INFORMATION GIVEN:
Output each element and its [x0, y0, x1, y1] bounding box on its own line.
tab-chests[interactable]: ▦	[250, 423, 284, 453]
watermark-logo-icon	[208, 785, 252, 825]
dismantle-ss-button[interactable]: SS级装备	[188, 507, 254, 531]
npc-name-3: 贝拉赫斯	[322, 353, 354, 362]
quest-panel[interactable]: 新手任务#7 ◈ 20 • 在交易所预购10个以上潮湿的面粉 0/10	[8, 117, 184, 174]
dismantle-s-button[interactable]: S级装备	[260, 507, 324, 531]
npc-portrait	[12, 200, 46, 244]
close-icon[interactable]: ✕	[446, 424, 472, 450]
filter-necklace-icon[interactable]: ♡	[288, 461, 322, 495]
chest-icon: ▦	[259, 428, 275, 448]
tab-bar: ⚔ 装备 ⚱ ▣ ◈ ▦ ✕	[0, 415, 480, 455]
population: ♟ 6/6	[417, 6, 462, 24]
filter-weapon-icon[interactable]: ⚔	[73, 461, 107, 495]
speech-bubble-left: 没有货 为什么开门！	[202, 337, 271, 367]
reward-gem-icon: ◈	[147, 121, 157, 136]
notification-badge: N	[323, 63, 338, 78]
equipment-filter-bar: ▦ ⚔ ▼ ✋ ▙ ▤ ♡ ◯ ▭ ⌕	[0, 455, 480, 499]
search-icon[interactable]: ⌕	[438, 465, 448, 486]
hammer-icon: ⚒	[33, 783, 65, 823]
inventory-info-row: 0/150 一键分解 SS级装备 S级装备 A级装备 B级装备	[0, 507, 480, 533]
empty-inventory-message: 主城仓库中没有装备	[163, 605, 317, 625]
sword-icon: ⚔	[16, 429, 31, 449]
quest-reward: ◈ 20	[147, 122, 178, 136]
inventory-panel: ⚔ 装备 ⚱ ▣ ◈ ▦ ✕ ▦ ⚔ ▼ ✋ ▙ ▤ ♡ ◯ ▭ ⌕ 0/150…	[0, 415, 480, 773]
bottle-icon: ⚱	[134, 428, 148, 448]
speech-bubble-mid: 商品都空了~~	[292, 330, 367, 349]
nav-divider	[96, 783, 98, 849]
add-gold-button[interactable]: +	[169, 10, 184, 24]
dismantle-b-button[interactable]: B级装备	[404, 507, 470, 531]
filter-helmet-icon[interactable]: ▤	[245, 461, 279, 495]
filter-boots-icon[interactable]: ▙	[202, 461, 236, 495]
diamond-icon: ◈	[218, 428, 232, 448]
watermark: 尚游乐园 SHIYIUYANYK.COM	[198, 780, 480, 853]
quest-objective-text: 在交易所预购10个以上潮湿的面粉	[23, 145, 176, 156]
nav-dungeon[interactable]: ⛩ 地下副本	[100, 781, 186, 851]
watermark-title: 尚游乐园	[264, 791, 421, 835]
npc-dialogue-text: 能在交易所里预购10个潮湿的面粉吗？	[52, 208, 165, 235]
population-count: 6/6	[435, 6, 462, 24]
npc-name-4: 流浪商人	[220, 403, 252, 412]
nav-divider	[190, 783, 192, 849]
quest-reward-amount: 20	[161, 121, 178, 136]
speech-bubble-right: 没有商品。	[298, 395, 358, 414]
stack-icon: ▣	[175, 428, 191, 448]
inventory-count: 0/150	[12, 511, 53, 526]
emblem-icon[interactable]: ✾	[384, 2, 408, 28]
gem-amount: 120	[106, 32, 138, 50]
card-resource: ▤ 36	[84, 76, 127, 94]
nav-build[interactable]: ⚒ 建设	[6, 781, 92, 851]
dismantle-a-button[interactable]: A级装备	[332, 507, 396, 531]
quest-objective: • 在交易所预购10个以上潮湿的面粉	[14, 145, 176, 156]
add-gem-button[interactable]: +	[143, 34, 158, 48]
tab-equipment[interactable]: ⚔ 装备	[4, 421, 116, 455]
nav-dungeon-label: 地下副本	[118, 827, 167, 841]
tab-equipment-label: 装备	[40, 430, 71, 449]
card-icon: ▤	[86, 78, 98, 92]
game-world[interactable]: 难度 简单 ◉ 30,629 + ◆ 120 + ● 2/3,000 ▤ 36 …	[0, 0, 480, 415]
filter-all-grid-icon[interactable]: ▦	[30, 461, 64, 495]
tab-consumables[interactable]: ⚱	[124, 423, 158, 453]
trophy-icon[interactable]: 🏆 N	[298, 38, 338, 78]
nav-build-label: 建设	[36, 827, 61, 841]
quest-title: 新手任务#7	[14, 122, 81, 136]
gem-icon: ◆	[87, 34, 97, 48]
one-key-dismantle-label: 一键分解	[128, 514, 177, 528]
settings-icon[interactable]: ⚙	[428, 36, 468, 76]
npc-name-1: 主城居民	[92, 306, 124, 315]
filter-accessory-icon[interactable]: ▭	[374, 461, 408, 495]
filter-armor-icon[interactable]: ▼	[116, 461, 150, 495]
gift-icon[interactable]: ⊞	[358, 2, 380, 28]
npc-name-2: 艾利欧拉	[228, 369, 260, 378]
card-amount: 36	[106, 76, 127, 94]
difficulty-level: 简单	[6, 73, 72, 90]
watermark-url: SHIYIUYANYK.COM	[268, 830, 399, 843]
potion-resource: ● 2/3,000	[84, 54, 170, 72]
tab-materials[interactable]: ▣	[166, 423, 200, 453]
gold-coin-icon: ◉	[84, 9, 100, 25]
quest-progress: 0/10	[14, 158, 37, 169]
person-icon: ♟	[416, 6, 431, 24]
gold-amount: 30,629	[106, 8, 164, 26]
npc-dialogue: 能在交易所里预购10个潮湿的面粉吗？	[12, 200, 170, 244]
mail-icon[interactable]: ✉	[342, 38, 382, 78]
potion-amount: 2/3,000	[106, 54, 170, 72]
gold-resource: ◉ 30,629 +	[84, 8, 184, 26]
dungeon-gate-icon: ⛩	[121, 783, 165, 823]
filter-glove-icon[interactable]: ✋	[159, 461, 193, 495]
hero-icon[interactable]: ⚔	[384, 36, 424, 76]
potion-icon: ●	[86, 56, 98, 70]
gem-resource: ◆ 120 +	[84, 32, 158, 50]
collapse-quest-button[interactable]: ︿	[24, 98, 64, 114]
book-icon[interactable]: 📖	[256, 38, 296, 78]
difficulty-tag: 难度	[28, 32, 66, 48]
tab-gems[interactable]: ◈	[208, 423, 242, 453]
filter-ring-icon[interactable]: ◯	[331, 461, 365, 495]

SHORT TASK: Copy the listing verbatim, starting at its first line and ending at the line that contains "605, 317, 625]".

EXERCISE ANSWER:
Output each element and its [x0, y0, x1, y1] bounding box on its own line.
tab-chests[interactable]: ▦	[250, 423, 284, 453]
watermark-logo-icon	[208, 785, 252, 825]
dismantle-ss-button[interactable]: SS级装备	[188, 507, 254, 531]
npc-name-3: 贝拉赫斯	[322, 353, 354, 362]
quest-panel[interactable]: 新手任务#7 ◈ 20 • 在交易所预购10个以上潮湿的面粉 0/10	[8, 117, 184, 174]
dismantle-s-button[interactable]: S级装备	[260, 507, 324, 531]
npc-portrait	[12, 200, 46, 244]
close-icon[interactable]: ✕	[446, 424, 472, 450]
filter-necklace-icon[interactable]: ♡	[288, 461, 322, 495]
chest-icon: ▦	[259, 428, 275, 448]
tab-bar: ⚔ 装备 ⚱ ▣ ◈ ▦ ✕	[0, 415, 480, 455]
population: ♟ 6/6	[417, 6, 462, 24]
filter-weapon-icon[interactable]: ⚔	[73, 461, 107, 495]
speech-bubble-left: 没有货 为什么开门！	[202, 337, 271, 367]
reward-gem-icon: ◈	[147, 121, 157, 136]
notification-badge: N	[323, 63, 338, 78]
equipment-filter-bar: ▦ ⚔ ▼ ✋ ▙ ▤ ♡ ◯ ▭ ⌕	[0, 455, 480, 499]
search-icon[interactable]: ⌕	[438, 465, 448, 486]
hammer-icon: ⚒	[33, 783, 65, 823]
inventory-info-row: 0/150 一键分解 SS级装备 S级装备 A级装备 B级装备	[0, 507, 480, 533]
empty-inventory-message: 主城仓库中没有装备	[163, 605, 317, 625]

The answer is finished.